● **Given instruction**
Transcribe the listing exactly, leaving out every picture.

Data extracted from a collection
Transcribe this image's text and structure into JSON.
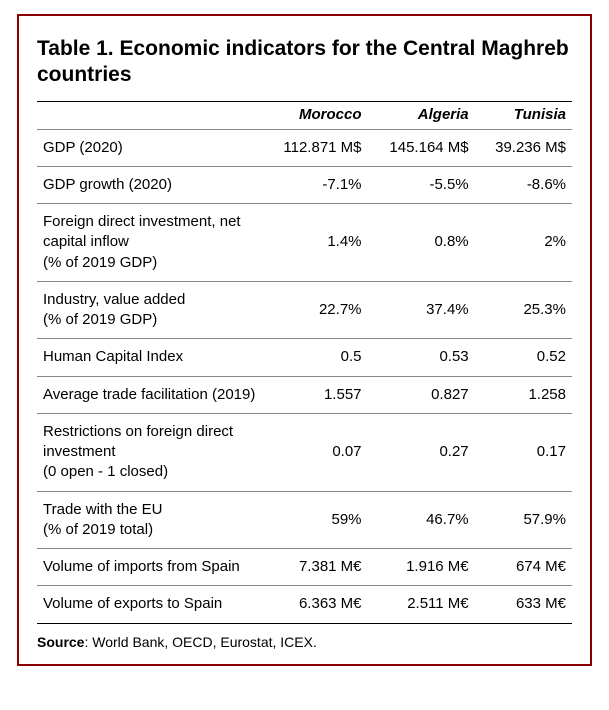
{
  "table": {
    "title": "Table 1. Economic indicators for the Central Maghreb countries",
    "columns": [
      "",
      "Morocco",
      "Algeria",
      "Tunisia"
    ],
    "rows": [
      {
        "label": "GDP (2020)",
        "morocco": "112.871 M$",
        "algeria": "145.164 M$",
        "tunisia": "39.236 M$"
      },
      {
        "label": "GDP growth (2020)",
        "morocco": "-7.1%",
        "algeria": "-5.5%",
        "tunisia": "-8.6%"
      },
      {
        "label": "Foreign direct investment, net capital inflow\n(% of 2019 GDP)",
        "morocco": "1.4%",
        "algeria": "0.8%",
        "tunisia": "2%"
      },
      {
        "label": "Industry, value added\n(% of 2019 GDP)",
        "morocco": "22.7%",
        "algeria": "37.4%",
        "tunisia": "25.3%"
      },
      {
        "label": "Human Capital Index",
        "morocco": "0.5",
        "algeria": "0.53",
        "tunisia": "0.52"
      },
      {
        "label": "Average trade facilitation (2019)",
        "morocco": "1.557",
        "algeria": "0.827",
        "tunisia": "1.258"
      },
      {
        "label": "Restrictions on foreign direct investment\n(0 open - 1 closed)",
        "morocco": "0.07",
        "algeria": "0.27",
        "tunisia": "0.17"
      },
      {
        "label": "Trade with the EU\n(% of 2019 total)",
        "morocco": "59%",
        "algeria": "46.7%",
        "tunisia": "57.9%"
      },
      {
        "label": "Volume of imports from Spain",
        "morocco": "7.381 M€",
        "algeria": "1.916 M€",
        "tunisia": "674 M€"
      },
      {
        "label": "Volume of exports to Spain",
        "morocco": "6.363 M€",
        "algeria": "2.511 M€",
        "tunisia": "633 M€"
      }
    ],
    "source_label": "Source",
    "source_text": ": World Bank, OECD, Eurostat, ICEX.",
    "border_color": "#8b0000",
    "rule_color": "#888888",
    "text_color": "#000000",
    "background_color": "#ffffff",
    "title_fontsize": 21,
    "body_fontsize": 15,
    "source_fontsize": 14
  }
}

● **Solution for this task**
Transcribe this image's text and structure into JSON.
{
  "table": {
    "title": "Table 1. Economic indicators for the Central Maghreb countries",
    "columns": [
      "",
      "Morocco",
      "Algeria",
      "Tunisia"
    ],
    "rows": [
      {
        "label": "GDP (2020)",
        "morocco": "112.871 M$",
        "algeria": "145.164 M$",
        "tunisia": "39.236 M$"
      },
      {
        "label": "GDP growth (2020)",
        "morocco": "-7.1%",
        "algeria": "-5.5%",
        "tunisia": "-8.6%"
      },
      {
        "label": "Foreign direct investment, net capital inflow\n(% of 2019 GDP)",
        "morocco": "1.4%",
        "algeria": "0.8%",
        "tunisia": "2%"
      },
      {
        "label": "Industry, value added\n(% of 2019 GDP)",
        "morocco": "22.7%",
        "algeria": "37.4%",
        "tunisia": "25.3%"
      },
      {
        "label": "Human Capital Index",
        "morocco": "0.5",
        "algeria": "0.53",
        "tunisia": "0.52"
      },
      {
        "label": "Average trade facilitation (2019)",
        "morocco": "1.557",
        "algeria": "0.827",
        "tunisia": "1.258"
      },
      {
        "label": "Restrictions on foreign direct investment\n(0 open - 1 closed)",
        "morocco": "0.07",
        "algeria": "0.27",
        "tunisia": "0.17"
      },
      {
        "label": "Trade with the EU\n(% of 2019 total)",
        "morocco": "59%",
        "algeria": "46.7%",
        "tunisia": "57.9%"
      },
      {
        "label": "Volume of imports from Spain",
        "morocco": "7.381 M€",
        "algeria": "1.916 M€",
        "tunisia": "674 M€"
      },
      {
        "label": "Volume of exports to Spain",
        "morocco": "6.363 M€",
        "algeria": "2.511 M€",
        "tunisia": "633 M€"
      }
    ],
    "source_label": "Source",
    "source_text": ": World Bank, OECD, Eurostat, ICEX.",
    "border_color": "#8b0000",
    "rule_color": "#888888",
    "text_color": "#000000",
    "background_color": "#ffffff",
    "title_fontsize": 21,
    "body_fontsize": 15,
    "source_fontsize": 14
  }
}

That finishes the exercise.